Element and region data:
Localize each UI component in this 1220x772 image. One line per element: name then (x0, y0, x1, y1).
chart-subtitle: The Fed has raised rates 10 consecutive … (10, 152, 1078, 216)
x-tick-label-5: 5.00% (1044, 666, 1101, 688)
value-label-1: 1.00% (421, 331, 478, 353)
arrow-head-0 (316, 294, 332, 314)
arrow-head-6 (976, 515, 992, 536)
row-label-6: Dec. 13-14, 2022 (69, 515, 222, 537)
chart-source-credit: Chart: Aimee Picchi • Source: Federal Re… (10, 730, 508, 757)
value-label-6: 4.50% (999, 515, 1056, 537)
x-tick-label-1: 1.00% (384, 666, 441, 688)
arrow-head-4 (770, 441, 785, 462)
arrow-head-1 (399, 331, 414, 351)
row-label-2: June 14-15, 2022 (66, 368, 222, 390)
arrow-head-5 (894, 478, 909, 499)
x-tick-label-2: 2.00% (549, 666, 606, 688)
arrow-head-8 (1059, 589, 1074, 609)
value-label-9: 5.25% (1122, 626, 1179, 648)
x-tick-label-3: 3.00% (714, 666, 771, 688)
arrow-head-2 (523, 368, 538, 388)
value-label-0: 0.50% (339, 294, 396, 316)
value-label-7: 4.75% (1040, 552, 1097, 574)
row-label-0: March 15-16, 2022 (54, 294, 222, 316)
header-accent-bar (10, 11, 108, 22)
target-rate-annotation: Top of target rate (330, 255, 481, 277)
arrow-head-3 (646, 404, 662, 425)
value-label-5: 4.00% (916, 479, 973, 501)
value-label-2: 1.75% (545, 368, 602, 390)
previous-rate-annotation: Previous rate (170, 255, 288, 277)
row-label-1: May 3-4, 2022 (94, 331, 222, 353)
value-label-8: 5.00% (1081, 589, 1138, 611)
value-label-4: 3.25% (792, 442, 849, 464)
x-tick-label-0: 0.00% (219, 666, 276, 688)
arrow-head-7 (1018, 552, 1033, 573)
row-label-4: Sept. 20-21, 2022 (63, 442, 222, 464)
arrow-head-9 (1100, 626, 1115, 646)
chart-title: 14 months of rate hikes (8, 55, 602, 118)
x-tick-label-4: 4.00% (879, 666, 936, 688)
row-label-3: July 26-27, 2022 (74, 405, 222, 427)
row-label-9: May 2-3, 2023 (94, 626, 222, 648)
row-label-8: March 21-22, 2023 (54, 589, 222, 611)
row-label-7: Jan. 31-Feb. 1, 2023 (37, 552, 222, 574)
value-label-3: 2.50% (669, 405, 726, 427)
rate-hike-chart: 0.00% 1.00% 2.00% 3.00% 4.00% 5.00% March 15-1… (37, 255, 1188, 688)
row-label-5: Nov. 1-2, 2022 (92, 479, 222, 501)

#### DIRECTION:
Please transcribe every line of the data above, reproducing each one character for character.

#### FULL RESPONSE:
Localize each UI component in this 1220x772 image. One line per element: name then (x0, y0, x1, y1).
chart-subtitle: The Fed has raised rates 10 consecutive … (10, 152, 1078, 216)
x-tick-label-5: 5.00% (1044, 666, 1101, 688)
value-label-1: 1.00% (421, 331, 478, 353)
arrow-head-0 (316, 294, 332, 314)
arrow-head-6 (976, 515, 992, 536)
row-label-6: Dec. 13-14, 2022 (69, 515, 222, 537)
chart-source-credit: Chart: Aimee Picchi • Source: Federal Re… (10, 730, 508, 757)
value-label-6: 4.50% (999, 515, 1056, 537)
x-tick-label-1: 1.00% (384, 666, 441, 688)
arrow-head-4 (770, 441, 785, 462)
arrow-head-1 (399, 331, 414, 351)
row-label-2: June 14-15, 2022 (66, 368, 222, 390)
arrow-head-5 (894, 478, 909, 499)
x-tick-label-2: 2.00% (549, 666, 606, 688)
arrow-head-8 (1059, 589, 1074, 609)
value-label-9: 5.25% (1122, 626, 1179, 648)
x-tick-label-3: 3.00% (714, 666, 771, 688)
arrow-head-2 (523, 368, 538, 388)
value-label-0: 0.50% (339, 294, 396, 316)
value-label-7: 4.75% (1040, 552, 1097, 574)
row-label-0: March 15-16, 2022 (54, 294, 222, 316)
header-accent-bar (10, 11, 108, 22)
target-rate-annotation: Top of target rate (330, 255, 481, 277)
arrow-head-3 (646, 404, 662, 425)
value-label-5: 4.00% (916, 479, 973, 501)
value-label-2: 1.75% (545, 368, 602, 390)
previous-rate-annotation: Previous rate (170, 255, 288, 277)
row-label-1: May 3-4, 2022 (94, 331, 222, 353)
value-label-8: 5.00% (1081, 589, 1138, 611)
value-label-4: 3.25% (792, 442, 849, 464)
x-tick-label-0: 0.00% (219, 666, 276, 688)
arrow-head-7 (1018, 552, 1033, 573)
row-label-4: Sept. 20-21, 2022 (63, 442, 222, 464)
arrow-head-9 (1100, 626, 1115, 646)
chart-title: 14 months of rate hikes (8, 55, 602, 118)
x-tick-label-4: 4.00% (879, 666, 936, 688)
row-label-3: July 26-27, 2022 (74, 405, 222, 427)
row-label-9: May 2-3, 2023 (94, 626, 222, 648)
row-label-8: March 21-22, 2023 (54, 589, 222, 611)
row-label-7: Jan. 31-Feb. 1, 2023 (37, 552, 222, 574)
value-label-3: 2.50% (669, 405, 726, 427)
rate-hike-chart: 0.00% 1.00% 2.00% 3.00% 4.00% 5.00% March 15-1… (37, 255, 1188, 688)
row-label-5: Nov. 1-2, 2022 (92, 479, 222, 501)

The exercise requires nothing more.